EXERCISE DETAILS :: Keep every line where the word "oradata" appears; drop the rest.

Stored data:

┄┄┄┄┄┄┄┄┄┄┄┄┄┄┄┄┄┄┄┄

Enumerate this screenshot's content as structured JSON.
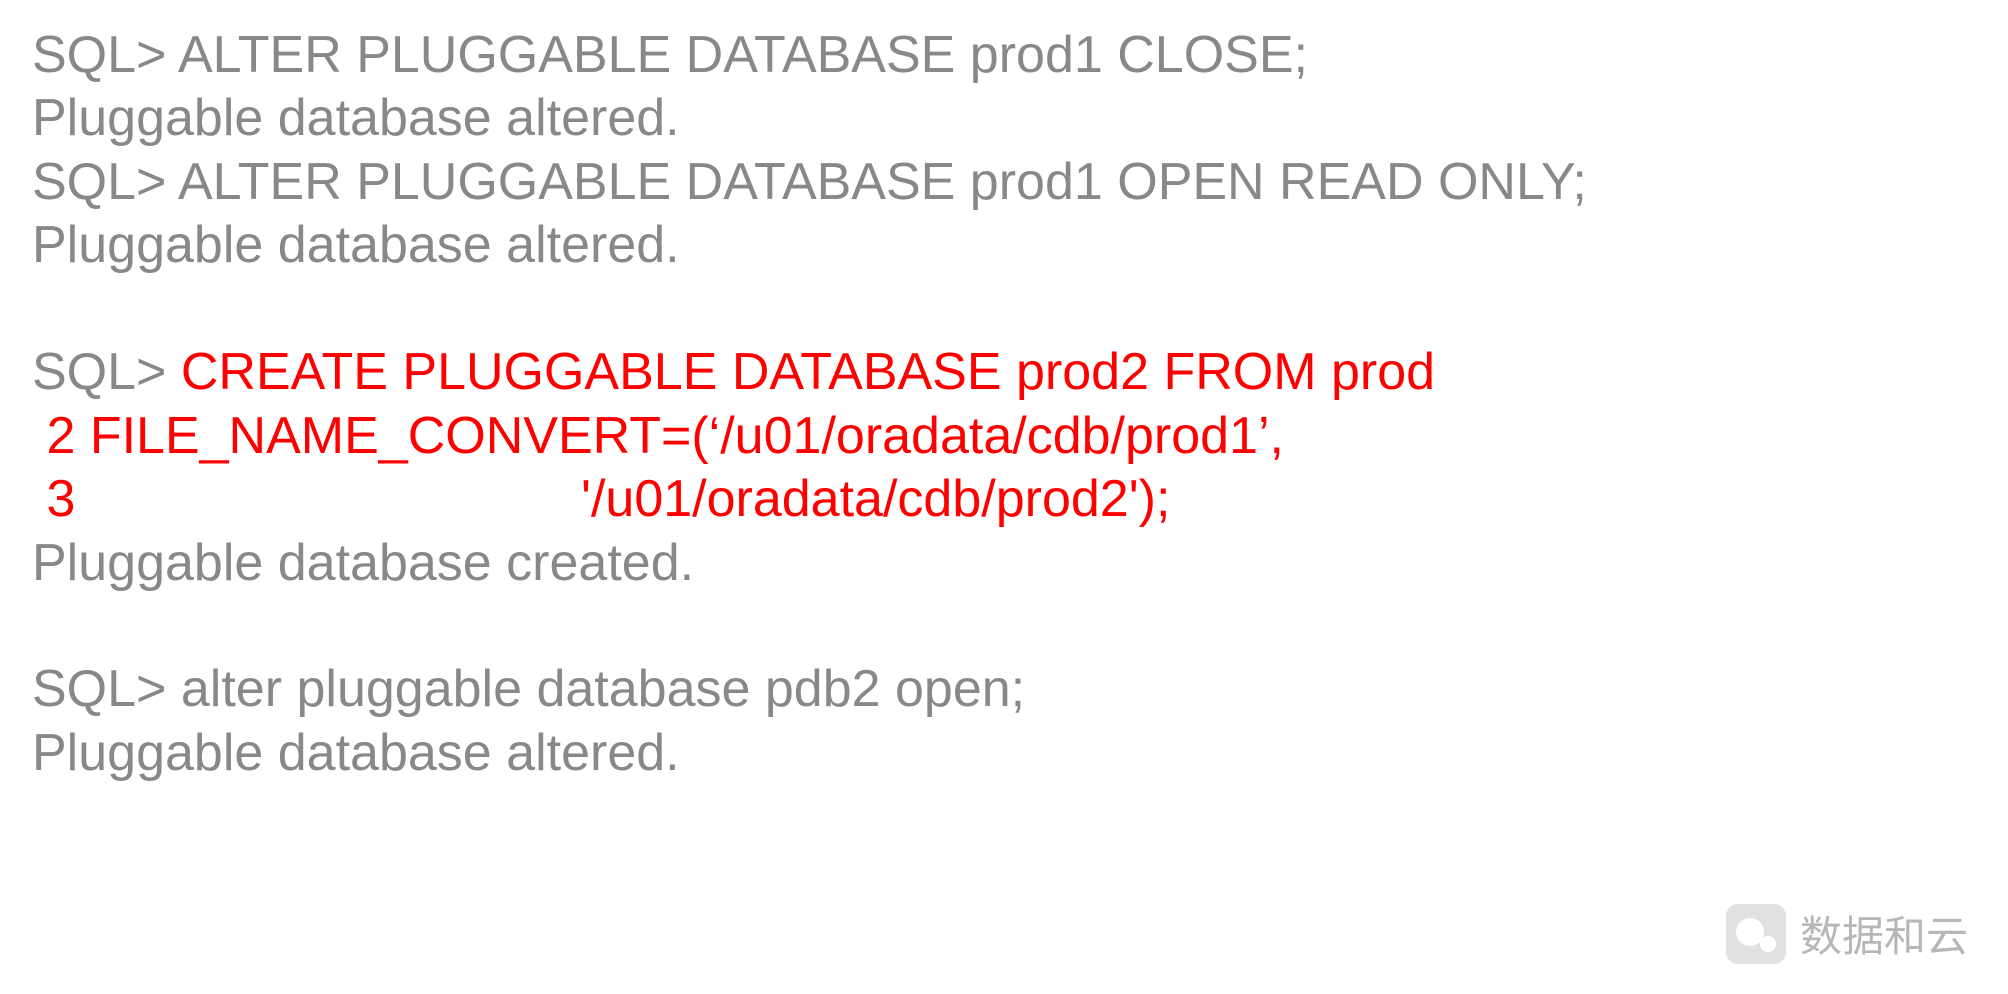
{
  "lines": [
    {
      "text": "SQL> ALTER PLUGGABLE DATABASE prod1 CLOSE;",
      "color": "gray"
    },
    {
      "text": "Pluggable database altered.",
      "color": "gray"
    },
    {
      "text": "SQL> ALTER PLUGGABLE DATABASE prod1 OPEN READ ONLY;",
      "color": "gray"
    },
    {
      "text": "Pluggable database altered.",
      "color": "gray"
    },
    {
      "text": "",
      "color": "gray"
    },
    {
      "prefix": "SQL> ",
      "text": "CREATE PLUGGABLE DATABASE prod2 FROM prod",
      "color": "red"
    },
    {
      "text": " 2 FILE_NAME_CONVERT=(‘/u01/oradata/cdb/prod1’,",
      "color": "red"
    },
    {
      "text": " 3                                   '/u01/oradata/cdb/prod2');",
      "color": "red"
    },
    {
      "text": "Pluggable database created.",
      "color": "gray"
    },
    {
      "text": "",
      "color": "gray"
    },
    {
      "text": "SQL> alter pluggable database pdb2 open;",
      "color": "gray"
    },
    {
      "text": "Pluggable database altered.",
      "color": "gray"
    }
  ],
  "watermark": "数据和云"
}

┄┄┄┄┄┄┄┄┄┄┄┄┄┄┄┄┄┄┄┄

RESULT ::
      "text": " 2 FILE_NAME_CONVERT=(‘/u01/oradata/cdb/prod1’,",
      "text": " 3                                   '/u01/oradata/cdb/prod2');",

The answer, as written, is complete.